Dataset items:

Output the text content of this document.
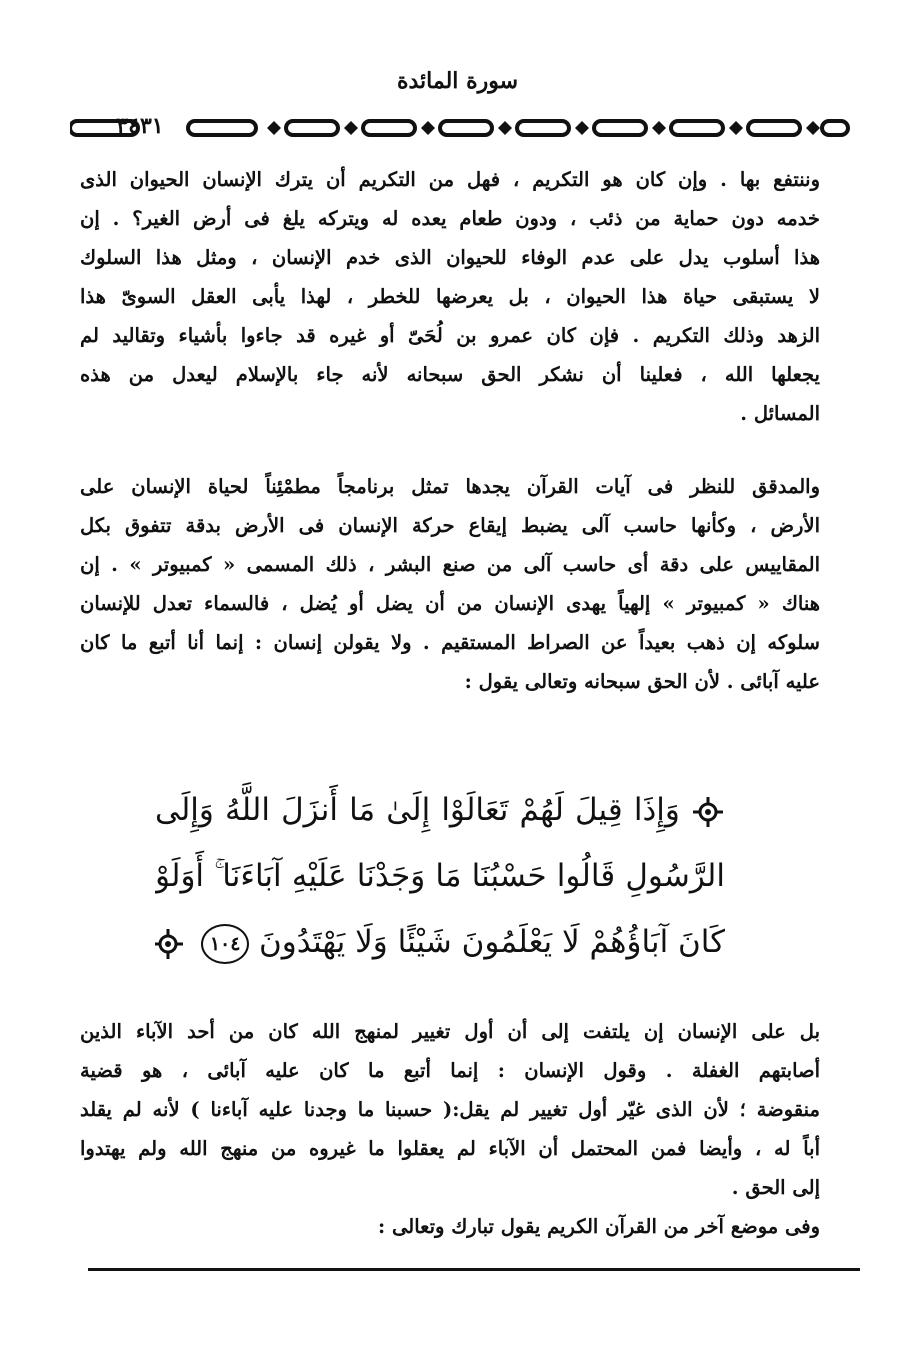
سورة المائدة
٣٤٣١
وننتفع بها . وإن كان هو التكريم ، فهل من التكريم أن يترك الإنسان الحيوان الذى
خدمه دون حماية من ذئب ، ودون طعام يعده له ويتركه يلغ فى أرض الغير؟ . إن
هذا أسلوب يدل على عدم الوفاء للحيوان الذى خدم الإنسان ، ومثل هذا السلوك
لا يستبقى حياة هذا الحيوان ، بل يعرضها للخطر ، لهذا يأبى العقل السوىّ هذا
الزهد وذلك التكريم . فإن كان عمرو بن لُحَىّ أو غيره قد جاءوا بأشياء وتقاليد لم
يجعلها الله ، فعلينا أن نشكر الحق سبحانه لأنه جاء بالإسلام ليعدل من هذه
المسائل .
والمدقق للنظر فى آيات القرآن يجدها تمثل برنامجاً مطمْئِناً لحياة الإنسان على
الأرض ، وكأنها حاسب آلى يضبط إيقاع حركة الإنسان فى الأرض بدقة تتفوق بكل
المقاييس على دقة أى حاسب آلى من صنع البشر ، ذلك المسمى « كمبيوتر » . إن
هناك « كمبيوتر » إلهياً يهدى الإنسان من أن يضل أو يُضل ، فالسماء تعدل للإنسان
سلوكه إن ذهب بعيداً عن الصراط المستقيم . ولا يقولن إنسان : إنما أنا أتبع ما كان
عليه آبائى . لأن الحق سبحانه وتعالى يقول :
وَإِذَا قِيلَ لَهُمْ تَعَالَوْا إِلَىٰ مَا أَنزَلَ اللَّهُ وَإِلَى
الرَّسُولِ قَالُوا حَسْبُنَا مَا وَجَدْنَا عَلَيْهِ آبَاءَنَا ۚ أَوَلَوْ
كَانَ آبَاؤُهُمْ لَا يَعْلَمُونَ شَيْئًا وَلَا يَهْتَدُونَ ١٠٤
بل على الإنسان إن يلتفت إلى أن أول تغيير لمنهج الله كان من أحد الآباء الذين
أصابتهم الغفلة . وقول الإنسان : إنما أتبع ما كان عليه آبائى ، هو قضية
منقوضة ؛ لأن الذى غيّر أول تغيير لم يقل:( حسبنا ما وجدنا عليه آباءنا ) لأنه لم يقلد
أباً له ، وأيضا فمن المحتمل أن الآباء لم يعقلوا ما غيروه من منهج الله ولم يهتدوا
إلى الحق .
وفى موضع آخر من القرآن الكريم يقول تبارك وتعالى :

* [TASK OBJECTIVE] Look through the entries and return every line where "عليه" appears.

* [FINISHED ANSWER]
عليه آبائى . لأن الحق سبحانه وتعالى يقول :
أصابتهم الغفلة . وقول الإنسان : إنما أتبع ما كان عليه آبائى ، هو قضية
منقوضة ؛ لأن الذى غيّر أول تغيير لم يقل:( حسبنا ما وجدنا عليه آباءنا ) لأنه لم يقلد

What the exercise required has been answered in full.